Instructions for the task -> Give the number of lines that include the word "subtitle", nothing more.

Materials provided ->
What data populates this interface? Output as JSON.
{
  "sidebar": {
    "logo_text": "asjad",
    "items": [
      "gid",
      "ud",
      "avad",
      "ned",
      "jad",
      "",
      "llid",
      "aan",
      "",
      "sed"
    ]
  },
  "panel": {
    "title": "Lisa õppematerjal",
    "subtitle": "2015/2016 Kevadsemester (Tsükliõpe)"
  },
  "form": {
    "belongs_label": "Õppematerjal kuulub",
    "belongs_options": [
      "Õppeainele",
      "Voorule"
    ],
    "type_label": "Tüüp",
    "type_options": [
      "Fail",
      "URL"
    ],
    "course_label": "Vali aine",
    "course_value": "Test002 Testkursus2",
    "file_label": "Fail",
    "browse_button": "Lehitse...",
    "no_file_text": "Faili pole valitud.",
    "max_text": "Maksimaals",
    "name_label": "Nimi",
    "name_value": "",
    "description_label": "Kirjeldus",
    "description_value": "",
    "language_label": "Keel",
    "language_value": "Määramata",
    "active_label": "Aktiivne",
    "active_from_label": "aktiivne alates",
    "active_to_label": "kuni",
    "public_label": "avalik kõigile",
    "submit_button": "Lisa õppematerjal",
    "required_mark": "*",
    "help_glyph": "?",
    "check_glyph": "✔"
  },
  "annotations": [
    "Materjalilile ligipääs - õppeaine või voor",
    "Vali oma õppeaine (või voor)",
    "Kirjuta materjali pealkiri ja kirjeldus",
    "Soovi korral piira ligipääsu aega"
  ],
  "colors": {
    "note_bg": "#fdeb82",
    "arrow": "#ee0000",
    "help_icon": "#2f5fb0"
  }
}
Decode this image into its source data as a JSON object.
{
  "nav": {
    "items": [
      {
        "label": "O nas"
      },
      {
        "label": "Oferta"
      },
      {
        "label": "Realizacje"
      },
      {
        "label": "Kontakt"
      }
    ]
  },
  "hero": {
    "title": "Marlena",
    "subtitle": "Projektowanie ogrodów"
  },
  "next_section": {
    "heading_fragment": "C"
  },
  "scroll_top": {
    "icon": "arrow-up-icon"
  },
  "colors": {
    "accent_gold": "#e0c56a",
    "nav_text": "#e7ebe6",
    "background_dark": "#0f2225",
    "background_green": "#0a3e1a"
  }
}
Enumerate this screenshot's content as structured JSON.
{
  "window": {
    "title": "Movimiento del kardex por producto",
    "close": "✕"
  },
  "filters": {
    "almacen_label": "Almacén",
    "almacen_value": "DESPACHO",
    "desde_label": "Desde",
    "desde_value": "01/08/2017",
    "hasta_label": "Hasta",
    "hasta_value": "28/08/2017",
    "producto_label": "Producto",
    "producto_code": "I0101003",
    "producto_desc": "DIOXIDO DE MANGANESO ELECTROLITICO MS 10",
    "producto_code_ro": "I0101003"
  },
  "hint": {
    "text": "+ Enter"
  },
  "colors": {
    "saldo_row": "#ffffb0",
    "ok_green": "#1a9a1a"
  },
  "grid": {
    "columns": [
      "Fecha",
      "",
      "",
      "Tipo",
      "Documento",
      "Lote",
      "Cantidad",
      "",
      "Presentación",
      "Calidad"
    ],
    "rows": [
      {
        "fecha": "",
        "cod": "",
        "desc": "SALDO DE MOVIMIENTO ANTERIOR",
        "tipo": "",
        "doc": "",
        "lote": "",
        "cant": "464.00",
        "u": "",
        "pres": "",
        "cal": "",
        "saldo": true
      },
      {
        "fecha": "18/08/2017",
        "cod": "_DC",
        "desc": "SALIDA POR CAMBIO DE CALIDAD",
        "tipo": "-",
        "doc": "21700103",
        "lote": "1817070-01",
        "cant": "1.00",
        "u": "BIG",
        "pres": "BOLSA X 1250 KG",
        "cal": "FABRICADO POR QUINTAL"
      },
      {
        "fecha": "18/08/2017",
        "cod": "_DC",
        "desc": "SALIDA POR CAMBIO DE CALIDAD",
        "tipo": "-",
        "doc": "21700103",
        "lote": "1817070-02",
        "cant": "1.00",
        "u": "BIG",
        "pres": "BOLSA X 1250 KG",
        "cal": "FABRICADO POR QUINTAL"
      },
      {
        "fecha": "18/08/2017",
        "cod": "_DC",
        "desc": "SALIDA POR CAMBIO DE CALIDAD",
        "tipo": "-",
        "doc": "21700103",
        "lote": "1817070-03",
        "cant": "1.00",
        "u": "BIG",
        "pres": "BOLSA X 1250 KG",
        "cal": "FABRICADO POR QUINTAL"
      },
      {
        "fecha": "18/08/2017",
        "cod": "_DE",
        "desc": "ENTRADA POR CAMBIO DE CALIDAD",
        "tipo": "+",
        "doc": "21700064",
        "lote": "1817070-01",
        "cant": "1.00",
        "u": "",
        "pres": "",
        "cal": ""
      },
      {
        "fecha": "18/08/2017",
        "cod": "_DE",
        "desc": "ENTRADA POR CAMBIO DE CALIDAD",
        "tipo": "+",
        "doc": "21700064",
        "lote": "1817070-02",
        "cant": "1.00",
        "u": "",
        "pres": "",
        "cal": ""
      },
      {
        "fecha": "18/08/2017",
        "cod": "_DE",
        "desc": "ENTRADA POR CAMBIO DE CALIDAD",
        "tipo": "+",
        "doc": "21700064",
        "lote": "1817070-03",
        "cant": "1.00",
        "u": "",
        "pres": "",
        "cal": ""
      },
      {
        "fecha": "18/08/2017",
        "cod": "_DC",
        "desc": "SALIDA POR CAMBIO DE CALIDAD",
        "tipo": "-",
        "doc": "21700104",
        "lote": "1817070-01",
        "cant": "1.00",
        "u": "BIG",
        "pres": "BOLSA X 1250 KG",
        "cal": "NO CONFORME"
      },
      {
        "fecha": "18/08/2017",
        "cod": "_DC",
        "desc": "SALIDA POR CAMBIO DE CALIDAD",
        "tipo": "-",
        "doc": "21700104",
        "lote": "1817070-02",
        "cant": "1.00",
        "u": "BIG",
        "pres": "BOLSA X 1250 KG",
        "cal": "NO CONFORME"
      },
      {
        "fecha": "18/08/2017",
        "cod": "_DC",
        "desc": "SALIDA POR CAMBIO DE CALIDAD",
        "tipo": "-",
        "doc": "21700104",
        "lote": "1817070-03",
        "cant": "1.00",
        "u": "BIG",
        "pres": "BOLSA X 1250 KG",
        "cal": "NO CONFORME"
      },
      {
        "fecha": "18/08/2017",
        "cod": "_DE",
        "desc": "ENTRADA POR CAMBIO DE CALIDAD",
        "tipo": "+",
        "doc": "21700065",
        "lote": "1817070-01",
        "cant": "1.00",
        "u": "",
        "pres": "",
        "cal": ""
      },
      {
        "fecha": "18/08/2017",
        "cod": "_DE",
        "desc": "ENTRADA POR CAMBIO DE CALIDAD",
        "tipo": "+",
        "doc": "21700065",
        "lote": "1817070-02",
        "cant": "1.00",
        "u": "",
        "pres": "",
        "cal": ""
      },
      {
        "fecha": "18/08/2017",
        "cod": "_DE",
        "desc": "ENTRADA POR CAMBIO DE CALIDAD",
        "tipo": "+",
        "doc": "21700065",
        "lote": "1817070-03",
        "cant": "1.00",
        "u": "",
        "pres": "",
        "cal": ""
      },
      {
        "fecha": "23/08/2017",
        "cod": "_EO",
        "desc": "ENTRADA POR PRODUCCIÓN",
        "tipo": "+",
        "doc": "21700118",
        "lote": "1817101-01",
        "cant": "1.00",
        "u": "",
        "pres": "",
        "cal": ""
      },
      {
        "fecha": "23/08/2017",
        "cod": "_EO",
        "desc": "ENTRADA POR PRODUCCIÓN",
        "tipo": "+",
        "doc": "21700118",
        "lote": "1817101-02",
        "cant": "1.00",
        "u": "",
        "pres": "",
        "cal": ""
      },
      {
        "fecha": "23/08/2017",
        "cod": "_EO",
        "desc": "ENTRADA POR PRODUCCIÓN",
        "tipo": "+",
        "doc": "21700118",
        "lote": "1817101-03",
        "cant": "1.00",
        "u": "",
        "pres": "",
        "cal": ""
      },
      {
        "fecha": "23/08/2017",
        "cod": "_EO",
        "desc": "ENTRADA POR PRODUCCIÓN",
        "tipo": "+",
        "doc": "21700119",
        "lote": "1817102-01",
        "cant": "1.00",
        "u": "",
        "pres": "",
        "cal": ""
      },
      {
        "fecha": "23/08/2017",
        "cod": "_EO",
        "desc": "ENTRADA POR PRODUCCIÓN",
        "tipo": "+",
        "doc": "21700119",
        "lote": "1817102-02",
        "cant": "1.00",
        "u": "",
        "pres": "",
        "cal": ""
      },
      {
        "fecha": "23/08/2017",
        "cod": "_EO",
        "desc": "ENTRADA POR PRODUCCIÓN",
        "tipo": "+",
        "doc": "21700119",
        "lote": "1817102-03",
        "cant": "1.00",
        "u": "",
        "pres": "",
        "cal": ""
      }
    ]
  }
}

Full answer -> 2